◆ Data extract ◆
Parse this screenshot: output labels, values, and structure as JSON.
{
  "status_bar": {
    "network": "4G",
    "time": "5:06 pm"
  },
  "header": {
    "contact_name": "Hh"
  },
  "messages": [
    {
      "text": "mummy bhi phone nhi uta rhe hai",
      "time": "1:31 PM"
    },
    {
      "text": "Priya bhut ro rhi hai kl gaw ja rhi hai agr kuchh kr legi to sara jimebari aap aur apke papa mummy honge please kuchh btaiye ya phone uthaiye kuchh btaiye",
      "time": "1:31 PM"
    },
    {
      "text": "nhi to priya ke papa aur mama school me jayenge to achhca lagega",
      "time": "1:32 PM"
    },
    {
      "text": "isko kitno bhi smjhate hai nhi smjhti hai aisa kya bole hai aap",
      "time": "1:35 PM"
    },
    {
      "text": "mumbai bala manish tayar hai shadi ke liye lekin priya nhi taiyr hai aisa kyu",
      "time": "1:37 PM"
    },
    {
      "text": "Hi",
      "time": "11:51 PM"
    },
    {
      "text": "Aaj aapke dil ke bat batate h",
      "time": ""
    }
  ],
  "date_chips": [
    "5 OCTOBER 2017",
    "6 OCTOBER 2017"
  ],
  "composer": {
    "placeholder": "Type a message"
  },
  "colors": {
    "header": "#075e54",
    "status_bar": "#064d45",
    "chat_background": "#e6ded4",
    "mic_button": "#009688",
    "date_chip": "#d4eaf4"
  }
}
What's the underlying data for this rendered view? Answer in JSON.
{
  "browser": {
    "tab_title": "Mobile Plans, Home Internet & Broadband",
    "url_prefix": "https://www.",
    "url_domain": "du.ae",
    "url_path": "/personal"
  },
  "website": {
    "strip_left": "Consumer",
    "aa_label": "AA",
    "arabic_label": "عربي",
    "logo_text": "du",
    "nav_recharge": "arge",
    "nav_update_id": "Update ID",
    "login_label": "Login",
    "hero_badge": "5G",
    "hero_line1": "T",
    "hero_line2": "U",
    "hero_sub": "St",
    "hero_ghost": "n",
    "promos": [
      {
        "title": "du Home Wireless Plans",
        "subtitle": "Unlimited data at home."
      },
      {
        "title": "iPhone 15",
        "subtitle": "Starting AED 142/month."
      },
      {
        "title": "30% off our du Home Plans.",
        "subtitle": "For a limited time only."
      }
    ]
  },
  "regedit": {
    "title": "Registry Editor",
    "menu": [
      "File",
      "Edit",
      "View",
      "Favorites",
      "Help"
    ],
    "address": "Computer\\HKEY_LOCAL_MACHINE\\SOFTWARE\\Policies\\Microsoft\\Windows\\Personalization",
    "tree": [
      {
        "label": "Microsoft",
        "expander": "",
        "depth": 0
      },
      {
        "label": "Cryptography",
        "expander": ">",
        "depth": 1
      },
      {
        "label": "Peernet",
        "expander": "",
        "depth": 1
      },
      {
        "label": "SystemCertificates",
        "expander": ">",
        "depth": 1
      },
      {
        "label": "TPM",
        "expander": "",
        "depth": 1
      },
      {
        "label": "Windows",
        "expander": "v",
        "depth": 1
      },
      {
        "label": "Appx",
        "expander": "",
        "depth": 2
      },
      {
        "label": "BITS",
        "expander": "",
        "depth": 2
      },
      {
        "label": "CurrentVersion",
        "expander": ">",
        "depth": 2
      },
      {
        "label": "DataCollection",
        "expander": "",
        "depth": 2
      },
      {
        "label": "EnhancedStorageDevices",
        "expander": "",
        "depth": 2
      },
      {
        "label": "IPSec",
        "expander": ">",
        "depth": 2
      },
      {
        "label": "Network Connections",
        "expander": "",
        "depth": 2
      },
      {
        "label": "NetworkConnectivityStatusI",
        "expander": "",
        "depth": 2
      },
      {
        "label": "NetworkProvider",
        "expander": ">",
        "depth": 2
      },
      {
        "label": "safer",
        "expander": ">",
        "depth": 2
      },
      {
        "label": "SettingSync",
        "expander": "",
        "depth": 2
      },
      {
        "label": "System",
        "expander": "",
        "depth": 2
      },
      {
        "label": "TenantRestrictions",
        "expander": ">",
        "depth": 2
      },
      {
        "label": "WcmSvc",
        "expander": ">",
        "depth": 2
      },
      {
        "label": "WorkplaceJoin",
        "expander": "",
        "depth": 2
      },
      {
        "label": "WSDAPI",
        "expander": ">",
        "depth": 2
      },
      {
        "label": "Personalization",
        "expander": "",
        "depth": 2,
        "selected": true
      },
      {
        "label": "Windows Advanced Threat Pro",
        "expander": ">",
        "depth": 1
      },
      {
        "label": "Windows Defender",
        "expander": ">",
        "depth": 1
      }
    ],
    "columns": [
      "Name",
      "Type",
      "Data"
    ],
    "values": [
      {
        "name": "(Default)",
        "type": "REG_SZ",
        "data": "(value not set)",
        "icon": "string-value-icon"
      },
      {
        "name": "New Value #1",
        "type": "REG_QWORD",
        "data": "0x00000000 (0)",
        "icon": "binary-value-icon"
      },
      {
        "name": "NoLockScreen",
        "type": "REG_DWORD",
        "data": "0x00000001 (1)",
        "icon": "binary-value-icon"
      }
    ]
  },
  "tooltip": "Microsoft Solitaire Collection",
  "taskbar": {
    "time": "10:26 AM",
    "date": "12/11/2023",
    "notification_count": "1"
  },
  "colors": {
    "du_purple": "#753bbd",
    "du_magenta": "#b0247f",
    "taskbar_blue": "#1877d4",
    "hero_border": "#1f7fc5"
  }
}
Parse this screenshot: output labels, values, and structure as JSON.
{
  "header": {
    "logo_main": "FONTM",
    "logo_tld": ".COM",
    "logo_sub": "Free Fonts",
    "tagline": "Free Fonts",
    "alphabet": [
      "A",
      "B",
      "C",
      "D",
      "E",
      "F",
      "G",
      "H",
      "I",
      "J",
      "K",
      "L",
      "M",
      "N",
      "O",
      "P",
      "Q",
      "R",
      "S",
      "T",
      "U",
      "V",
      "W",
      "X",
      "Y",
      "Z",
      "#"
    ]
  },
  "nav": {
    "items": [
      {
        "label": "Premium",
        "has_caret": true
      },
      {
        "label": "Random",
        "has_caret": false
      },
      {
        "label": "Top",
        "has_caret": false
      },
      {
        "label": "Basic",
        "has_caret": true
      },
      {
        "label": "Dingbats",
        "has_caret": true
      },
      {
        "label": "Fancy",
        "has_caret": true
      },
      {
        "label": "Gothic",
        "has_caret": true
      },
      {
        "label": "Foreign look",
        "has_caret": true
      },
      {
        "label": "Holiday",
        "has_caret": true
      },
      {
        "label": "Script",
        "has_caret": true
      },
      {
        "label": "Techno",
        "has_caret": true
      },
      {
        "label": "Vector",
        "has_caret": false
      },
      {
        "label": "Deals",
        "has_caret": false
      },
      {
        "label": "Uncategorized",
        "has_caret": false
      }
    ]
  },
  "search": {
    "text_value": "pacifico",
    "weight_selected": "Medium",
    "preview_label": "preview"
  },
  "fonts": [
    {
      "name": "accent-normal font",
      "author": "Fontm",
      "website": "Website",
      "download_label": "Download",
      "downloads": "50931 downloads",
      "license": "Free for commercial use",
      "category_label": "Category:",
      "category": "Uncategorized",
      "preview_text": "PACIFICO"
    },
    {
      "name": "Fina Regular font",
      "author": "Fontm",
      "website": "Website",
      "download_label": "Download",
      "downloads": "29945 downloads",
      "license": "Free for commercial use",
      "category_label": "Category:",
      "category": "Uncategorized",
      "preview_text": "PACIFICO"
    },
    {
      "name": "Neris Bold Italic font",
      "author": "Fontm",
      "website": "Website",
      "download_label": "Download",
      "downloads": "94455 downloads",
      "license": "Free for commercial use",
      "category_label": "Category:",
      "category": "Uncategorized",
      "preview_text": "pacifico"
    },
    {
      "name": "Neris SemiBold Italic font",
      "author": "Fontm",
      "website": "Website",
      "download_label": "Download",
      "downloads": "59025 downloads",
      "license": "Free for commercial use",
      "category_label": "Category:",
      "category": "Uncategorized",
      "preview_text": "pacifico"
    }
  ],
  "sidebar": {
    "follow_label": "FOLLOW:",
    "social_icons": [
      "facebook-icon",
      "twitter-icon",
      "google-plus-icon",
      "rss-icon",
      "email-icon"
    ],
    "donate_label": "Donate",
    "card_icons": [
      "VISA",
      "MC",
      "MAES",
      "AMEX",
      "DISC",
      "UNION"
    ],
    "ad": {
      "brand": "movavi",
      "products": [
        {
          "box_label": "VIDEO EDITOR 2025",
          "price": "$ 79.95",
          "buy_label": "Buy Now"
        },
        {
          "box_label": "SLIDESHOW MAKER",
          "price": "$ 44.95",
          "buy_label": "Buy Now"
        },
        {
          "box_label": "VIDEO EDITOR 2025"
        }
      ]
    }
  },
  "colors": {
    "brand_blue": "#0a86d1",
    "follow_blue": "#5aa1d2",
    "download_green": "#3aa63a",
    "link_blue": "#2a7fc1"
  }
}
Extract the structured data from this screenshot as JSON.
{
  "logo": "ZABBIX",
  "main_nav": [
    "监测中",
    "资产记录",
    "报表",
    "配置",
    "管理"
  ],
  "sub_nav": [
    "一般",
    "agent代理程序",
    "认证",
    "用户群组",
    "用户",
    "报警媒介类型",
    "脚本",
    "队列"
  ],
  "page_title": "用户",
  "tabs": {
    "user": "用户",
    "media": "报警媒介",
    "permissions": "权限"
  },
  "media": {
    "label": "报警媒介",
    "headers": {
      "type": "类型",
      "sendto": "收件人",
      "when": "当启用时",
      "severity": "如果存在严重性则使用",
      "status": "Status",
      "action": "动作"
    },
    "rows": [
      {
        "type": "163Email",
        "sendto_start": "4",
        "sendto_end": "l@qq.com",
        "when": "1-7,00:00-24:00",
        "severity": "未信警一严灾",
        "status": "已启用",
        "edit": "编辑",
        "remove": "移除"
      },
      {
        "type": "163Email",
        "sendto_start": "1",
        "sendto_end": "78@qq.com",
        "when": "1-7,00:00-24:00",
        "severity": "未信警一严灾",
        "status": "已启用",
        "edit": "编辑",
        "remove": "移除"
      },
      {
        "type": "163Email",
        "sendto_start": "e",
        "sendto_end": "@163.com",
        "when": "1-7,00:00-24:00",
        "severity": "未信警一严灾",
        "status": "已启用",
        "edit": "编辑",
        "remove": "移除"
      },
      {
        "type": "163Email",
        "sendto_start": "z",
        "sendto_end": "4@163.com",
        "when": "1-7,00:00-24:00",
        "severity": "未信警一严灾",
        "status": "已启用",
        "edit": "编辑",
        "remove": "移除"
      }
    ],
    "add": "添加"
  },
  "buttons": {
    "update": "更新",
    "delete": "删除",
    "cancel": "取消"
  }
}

◆ Your task ◆
Give a single number: the count of lines above that include the word "papa".

◆ The answer ◆
2